## BEGIN

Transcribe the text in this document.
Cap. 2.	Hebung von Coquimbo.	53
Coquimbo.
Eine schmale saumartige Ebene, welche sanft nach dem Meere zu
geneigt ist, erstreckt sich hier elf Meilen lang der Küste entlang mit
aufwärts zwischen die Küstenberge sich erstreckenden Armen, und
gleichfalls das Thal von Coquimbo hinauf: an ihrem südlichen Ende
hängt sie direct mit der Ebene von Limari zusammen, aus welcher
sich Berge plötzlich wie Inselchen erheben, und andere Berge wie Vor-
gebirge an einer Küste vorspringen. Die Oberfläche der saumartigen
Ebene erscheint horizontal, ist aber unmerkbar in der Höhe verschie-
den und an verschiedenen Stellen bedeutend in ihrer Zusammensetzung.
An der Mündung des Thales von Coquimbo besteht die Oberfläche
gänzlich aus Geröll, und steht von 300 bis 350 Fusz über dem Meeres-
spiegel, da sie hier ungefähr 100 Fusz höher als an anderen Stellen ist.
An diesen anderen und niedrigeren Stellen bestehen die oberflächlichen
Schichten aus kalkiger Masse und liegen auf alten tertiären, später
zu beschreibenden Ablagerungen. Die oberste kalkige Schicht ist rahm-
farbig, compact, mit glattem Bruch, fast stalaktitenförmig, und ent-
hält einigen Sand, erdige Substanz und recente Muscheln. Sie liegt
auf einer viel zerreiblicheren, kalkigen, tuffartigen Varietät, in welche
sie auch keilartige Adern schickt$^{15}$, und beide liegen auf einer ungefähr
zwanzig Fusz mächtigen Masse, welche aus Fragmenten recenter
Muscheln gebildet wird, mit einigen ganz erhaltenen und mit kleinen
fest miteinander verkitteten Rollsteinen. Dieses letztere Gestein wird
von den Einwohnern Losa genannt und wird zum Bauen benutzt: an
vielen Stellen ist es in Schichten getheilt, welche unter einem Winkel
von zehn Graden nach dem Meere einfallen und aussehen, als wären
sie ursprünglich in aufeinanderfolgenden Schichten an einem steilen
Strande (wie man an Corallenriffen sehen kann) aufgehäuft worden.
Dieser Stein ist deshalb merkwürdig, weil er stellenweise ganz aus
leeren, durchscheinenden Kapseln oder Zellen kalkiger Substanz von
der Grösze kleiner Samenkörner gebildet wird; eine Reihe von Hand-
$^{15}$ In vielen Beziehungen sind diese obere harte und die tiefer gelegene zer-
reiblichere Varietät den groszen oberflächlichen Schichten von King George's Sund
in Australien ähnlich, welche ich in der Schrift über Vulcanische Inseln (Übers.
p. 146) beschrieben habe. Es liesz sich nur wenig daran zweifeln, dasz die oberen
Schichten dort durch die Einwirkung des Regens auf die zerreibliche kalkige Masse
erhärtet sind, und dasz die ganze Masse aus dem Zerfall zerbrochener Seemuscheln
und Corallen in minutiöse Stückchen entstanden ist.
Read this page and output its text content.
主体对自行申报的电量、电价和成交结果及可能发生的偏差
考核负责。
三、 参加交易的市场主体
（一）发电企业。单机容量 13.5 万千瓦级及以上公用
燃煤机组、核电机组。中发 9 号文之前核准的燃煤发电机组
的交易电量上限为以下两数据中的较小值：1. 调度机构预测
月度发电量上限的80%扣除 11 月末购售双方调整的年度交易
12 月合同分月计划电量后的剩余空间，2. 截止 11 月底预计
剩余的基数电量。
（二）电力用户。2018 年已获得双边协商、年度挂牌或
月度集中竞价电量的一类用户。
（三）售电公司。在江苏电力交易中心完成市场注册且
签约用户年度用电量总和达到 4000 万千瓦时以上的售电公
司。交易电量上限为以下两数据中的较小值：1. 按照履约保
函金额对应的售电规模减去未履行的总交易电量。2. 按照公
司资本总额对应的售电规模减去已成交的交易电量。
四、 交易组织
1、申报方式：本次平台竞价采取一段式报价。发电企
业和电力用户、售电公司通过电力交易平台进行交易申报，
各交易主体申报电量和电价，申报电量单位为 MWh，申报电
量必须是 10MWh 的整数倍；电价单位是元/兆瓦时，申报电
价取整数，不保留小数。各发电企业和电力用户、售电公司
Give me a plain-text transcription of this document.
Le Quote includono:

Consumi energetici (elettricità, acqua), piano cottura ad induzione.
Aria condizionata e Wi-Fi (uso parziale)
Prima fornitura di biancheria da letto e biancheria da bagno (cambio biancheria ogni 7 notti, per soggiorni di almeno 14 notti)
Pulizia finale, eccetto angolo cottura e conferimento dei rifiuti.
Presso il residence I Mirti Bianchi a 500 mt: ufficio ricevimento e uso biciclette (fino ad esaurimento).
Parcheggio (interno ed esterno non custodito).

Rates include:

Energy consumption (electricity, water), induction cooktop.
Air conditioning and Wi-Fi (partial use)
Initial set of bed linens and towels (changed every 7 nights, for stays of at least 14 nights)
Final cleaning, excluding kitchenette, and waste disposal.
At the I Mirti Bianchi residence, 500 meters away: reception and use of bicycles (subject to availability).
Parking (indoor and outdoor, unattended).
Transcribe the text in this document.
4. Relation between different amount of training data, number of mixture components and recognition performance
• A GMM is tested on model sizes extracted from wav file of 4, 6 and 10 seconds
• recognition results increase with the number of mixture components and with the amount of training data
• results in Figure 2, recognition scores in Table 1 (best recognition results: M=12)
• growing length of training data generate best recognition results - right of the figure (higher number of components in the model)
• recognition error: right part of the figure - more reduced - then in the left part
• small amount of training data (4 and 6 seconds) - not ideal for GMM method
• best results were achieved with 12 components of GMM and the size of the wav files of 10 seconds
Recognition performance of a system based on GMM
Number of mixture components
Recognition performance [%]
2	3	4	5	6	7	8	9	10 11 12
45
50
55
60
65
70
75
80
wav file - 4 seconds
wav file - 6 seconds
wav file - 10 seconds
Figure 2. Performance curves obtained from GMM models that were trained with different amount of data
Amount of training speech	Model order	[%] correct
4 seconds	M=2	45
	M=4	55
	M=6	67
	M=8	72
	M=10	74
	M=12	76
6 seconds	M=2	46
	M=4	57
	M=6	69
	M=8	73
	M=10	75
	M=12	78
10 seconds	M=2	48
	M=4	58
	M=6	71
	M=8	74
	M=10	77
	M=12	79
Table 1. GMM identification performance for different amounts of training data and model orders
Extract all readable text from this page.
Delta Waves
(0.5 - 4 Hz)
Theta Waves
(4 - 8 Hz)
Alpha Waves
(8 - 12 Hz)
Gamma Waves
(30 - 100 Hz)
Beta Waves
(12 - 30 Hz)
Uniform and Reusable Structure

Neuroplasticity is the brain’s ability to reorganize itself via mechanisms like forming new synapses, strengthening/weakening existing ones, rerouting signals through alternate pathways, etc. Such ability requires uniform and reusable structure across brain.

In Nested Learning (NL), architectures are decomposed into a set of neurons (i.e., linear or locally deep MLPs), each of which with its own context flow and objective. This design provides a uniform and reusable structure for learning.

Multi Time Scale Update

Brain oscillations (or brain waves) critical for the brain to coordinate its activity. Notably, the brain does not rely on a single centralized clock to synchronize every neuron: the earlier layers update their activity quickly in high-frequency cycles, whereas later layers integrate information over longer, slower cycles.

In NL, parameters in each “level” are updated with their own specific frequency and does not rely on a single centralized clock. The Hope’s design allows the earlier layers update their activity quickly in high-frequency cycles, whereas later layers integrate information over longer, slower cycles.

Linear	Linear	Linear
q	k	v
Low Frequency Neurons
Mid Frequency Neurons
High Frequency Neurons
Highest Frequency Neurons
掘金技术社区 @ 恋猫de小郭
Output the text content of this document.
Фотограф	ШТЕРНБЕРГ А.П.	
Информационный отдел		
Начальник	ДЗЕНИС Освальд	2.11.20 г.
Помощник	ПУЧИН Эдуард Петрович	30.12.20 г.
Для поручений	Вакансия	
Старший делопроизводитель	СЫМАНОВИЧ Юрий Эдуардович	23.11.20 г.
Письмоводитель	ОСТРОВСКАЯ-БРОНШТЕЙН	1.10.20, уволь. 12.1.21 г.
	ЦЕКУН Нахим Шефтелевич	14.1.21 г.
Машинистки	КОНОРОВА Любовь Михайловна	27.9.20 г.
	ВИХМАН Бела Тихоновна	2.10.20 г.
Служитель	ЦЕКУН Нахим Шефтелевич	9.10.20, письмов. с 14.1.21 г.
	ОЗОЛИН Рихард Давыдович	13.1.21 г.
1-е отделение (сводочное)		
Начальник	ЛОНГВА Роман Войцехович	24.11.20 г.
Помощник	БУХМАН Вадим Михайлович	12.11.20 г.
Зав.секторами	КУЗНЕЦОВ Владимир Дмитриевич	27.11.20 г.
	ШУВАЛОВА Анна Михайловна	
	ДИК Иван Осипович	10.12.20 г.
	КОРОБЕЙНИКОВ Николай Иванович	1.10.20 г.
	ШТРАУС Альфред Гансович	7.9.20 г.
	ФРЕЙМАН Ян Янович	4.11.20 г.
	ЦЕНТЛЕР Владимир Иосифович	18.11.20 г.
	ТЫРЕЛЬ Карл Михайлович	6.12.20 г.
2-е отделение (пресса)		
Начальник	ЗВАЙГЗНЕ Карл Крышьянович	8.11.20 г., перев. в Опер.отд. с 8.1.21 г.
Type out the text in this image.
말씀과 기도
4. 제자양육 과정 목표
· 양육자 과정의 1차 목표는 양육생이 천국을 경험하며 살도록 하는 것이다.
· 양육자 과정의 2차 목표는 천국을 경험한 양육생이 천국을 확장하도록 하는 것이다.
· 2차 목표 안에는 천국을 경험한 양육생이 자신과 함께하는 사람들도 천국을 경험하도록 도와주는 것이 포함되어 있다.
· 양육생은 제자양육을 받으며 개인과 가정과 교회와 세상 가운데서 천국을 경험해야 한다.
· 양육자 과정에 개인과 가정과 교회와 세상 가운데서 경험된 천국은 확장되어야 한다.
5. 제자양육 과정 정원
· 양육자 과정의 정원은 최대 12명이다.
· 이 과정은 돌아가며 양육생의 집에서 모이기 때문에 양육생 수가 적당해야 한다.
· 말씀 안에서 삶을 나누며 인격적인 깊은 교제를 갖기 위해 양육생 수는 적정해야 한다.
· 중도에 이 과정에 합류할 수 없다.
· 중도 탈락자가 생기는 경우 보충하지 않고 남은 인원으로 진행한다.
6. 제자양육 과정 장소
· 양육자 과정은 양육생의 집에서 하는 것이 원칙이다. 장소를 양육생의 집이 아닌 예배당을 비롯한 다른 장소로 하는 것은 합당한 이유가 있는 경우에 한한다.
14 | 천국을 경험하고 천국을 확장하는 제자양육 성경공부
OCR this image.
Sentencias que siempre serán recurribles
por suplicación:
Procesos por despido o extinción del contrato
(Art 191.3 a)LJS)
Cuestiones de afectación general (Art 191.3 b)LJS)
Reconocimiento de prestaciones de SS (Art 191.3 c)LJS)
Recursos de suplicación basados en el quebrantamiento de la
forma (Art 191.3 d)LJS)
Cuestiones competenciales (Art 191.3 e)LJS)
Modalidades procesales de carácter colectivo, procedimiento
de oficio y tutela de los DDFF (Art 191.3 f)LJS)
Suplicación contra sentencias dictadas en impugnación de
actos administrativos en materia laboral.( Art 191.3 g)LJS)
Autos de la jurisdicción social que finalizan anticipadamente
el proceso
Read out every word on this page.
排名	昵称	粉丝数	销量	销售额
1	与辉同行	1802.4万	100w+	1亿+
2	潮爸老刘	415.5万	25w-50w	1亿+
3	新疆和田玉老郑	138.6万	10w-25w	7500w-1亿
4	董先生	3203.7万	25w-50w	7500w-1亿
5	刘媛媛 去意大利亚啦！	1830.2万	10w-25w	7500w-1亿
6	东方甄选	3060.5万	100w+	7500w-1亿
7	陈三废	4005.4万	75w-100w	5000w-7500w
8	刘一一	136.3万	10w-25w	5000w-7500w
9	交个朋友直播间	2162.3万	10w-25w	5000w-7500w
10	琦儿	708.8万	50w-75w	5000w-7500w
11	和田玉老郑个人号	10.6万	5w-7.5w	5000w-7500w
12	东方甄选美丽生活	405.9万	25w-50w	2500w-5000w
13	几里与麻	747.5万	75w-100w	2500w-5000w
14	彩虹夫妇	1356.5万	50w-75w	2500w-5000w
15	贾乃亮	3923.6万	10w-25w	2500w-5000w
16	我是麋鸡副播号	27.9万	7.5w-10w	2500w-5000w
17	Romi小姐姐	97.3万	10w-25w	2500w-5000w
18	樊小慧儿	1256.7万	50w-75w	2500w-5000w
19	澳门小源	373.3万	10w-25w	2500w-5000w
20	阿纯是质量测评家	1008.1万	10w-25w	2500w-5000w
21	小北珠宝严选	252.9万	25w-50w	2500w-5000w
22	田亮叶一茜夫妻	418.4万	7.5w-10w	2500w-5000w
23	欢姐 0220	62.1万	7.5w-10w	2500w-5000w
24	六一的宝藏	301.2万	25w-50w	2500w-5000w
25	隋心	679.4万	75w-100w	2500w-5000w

## END

*EXERCISE INSTRUCTIONS*
Count the lines in which the string "activity" appears, then report only that figure.

*COMPLETE OUTPUT*
2